TEXTE DE LA PAGE |
══════════════════════════════

En fait, la question de
l’engagement a été perçue de différentes manières à travers le temps. Pour les Parnassiens,
l’art n’a pas de vocation autre que l’art. Théophile Gautier, leur chef,
affirme : « Tout ce qui est utile est laid » C’est- à -dire
que l’art n’a pas à servir à une fin utile, mais qu’à exprimer le beau et le
sublime.
C’est ainsi que ces poètes
refusent l’engagement et conçoivent l’art pour l’art. Or l’histoire littéraire française
regorge d’écrivains pleinement engagés dans les affaires publiques et
politiques de leur temps.
Sartre est l’un des
figures emblématiques de l’intellectuel et écrivain engagé. Dans Situations II,
recueil d’articles, Jean Paul Sartre déclare :
Je tiens Flaubert et Goncourt
pour responsables de la répression qui suivit la Commune parce qu'ils n'ont pas
écrit une ligne pour l'empêcher. Ce n'entrait pas leur affaire, dira-t-on. Mais
le procès de Calas, était-ce l'affaire de Voltaire ? La condamnation de
Dreyfus, était-ce l'affaire de Zola ? L'administration du Congo, était-ce
l'affaire de Gide ? Chacun de ces auteurs, en une circonstance particulière de
sa vie, a mesuré sa responsabilité d'écrivain. L'occupation nous a appris la
nôtre. (Situation II ,1948, Éditions Galimard)
Dans cette série de questions rhétoriques,
l’auteur de La Nausée nous rappelle quelques écrivains qui n’ont pas hésité
à se compromettre pour dénoncer l’injustice en faisant les leurs les causes des
opprimés. En même temps, Sartre condamne le modèle négatif de l’écrivain
parasite, populiste et hypocrite, notamment dans l’exemple de Flaubert, de Goncourt,
voire de Balzac qui a fermé les yeux sur les révoltes de 1848.
À vrai dire, il est rare qu’un écrivain engagé politiquement
n’implique pas son œuvre littéraire. Dans son essai Qu’est-ce que la littérature
? Publiée en 1948, qui est une sorte de conception sartrienne de la
littérature engagée, le compagnon de Simonne de Beauvoir y répond aux trois
questions suivantes : « Qu'est-ce qu'écrire ? »,
« Pourquoi écrire ? », « Pour qui écrit-on ? ».
L’auteur esquisse
une réponse en considérant ce qu’écrire n’est pas : écrire n’est pas
peindre, écrire n’est pas composer de la musique. En effet, contrairement au
peintre ou au musicien qui se contentent de présenter les choses et de laisser
le spectateur y voir ce qu’il veut, l’écrivain, lui, peut guider son lecteur.

══════════════════════════════

TÂCHES À RÉALISER |
**1)** Dans le texte sur l'engagement de l'écrivain, quelle affirmation de Théophile Gautier est citée ?
**2)** Prolongez le texte sur l'engagement de l'écrivain à partir de sa dernière phrase.
Les lignes ne servent pas pour cet exercice.

(Entrées des zones étiquetées)
══════════════════════════════

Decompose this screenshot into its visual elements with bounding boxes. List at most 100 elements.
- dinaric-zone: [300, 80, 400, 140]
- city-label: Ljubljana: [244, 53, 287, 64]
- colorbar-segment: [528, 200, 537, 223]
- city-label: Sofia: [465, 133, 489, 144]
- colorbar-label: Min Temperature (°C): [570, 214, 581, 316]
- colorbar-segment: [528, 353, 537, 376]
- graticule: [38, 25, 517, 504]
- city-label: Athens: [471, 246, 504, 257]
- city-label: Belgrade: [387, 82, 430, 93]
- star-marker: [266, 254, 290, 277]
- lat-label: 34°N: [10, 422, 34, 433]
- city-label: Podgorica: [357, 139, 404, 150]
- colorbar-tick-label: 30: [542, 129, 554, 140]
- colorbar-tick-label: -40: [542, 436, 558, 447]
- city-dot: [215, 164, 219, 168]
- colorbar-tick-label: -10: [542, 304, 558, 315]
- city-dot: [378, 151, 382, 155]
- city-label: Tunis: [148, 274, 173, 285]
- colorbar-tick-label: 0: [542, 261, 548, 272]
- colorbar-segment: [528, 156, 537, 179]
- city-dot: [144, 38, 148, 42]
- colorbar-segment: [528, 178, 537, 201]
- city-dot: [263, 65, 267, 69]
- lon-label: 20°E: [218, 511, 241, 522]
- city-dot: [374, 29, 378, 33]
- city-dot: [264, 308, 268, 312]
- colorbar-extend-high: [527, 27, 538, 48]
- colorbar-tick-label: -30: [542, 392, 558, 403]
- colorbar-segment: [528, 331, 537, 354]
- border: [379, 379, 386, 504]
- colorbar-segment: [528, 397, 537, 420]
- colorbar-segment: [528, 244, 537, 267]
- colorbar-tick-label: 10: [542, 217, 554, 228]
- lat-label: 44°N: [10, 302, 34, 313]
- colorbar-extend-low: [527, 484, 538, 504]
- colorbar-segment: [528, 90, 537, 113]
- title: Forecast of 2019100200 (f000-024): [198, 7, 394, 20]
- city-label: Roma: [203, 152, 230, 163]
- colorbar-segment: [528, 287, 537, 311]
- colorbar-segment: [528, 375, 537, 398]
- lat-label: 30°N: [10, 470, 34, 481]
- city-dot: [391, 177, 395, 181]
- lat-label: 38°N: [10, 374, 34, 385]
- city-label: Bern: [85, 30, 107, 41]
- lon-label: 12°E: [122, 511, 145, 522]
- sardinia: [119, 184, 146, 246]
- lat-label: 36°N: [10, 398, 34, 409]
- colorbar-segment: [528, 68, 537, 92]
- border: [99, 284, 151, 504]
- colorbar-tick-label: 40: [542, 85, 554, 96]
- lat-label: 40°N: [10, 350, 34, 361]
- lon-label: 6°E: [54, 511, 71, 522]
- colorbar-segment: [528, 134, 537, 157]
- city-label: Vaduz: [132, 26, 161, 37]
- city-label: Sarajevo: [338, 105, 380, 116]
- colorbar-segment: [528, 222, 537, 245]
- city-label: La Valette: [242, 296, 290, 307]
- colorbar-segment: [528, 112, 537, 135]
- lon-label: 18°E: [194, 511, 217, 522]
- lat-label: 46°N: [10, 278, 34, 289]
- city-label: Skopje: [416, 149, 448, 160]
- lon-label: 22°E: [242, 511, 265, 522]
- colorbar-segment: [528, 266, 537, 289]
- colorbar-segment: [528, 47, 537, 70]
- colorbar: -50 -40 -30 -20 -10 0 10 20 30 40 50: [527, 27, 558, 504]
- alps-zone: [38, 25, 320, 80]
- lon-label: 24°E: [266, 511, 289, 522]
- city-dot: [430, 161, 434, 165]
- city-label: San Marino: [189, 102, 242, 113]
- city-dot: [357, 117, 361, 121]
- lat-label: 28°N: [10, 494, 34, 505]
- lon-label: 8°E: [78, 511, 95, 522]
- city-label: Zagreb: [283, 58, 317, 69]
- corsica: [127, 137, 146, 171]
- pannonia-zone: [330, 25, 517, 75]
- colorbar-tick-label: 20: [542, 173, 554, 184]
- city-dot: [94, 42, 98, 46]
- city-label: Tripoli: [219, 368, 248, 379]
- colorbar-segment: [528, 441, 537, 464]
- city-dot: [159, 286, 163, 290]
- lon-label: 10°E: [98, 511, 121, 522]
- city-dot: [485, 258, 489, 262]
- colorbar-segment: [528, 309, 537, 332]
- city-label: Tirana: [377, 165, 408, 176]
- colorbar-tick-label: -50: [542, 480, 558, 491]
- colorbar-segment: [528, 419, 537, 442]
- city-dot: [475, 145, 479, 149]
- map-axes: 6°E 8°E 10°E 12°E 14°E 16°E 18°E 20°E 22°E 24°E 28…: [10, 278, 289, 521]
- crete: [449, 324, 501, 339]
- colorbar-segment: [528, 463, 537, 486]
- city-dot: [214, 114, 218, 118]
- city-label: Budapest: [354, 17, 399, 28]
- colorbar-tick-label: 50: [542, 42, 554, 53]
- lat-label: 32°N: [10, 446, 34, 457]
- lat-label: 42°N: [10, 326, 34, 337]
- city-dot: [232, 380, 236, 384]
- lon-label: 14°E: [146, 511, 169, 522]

══════════════════════════════

RÉSULTATS DE L'EXERCICE |
**1)** « Tout ce qui est utile est laid »

**2)**
La chose présentée n’est plus alors seulement chose, mais devient signe.
L’histoire de la littérature française est marquée par un
grand nombre d’écrivains qui se sont engagés et impliqué leurs œuvres .On peut
citer : Chateaubriand ,Lamartine, Victor (à travers son recueil de poèmes Les
Châtiments pour dénoncer le coup d’État de Napoléon III ou son roman Le Dernier Jour d’un condamné pour se prononcer contre la peine de mort ) ,Jules
Vallès (avec L’Insurgé),Émile Zola (avec sa fameuse lettre ouverte
‘’J’accuse’’),André Malraux,(avec la Condition Humaine),Sartre
(avec Les Mains Sales, bien qu’il soit celui qui a théorisé et pratiqué l’engagement
sur une grande échelle ),Albert Camus(emblème de la gauche humaniste, avec la
Chute),Louis Aragon qui est resté inscrit au Parti Communiste français jusque
sa mort ,avec le roman achevé …
Certes la littérature peut servir comme un outil d’engagement
politique, morale ou social, or certains écrivains ont refusé tout engagement quelconque.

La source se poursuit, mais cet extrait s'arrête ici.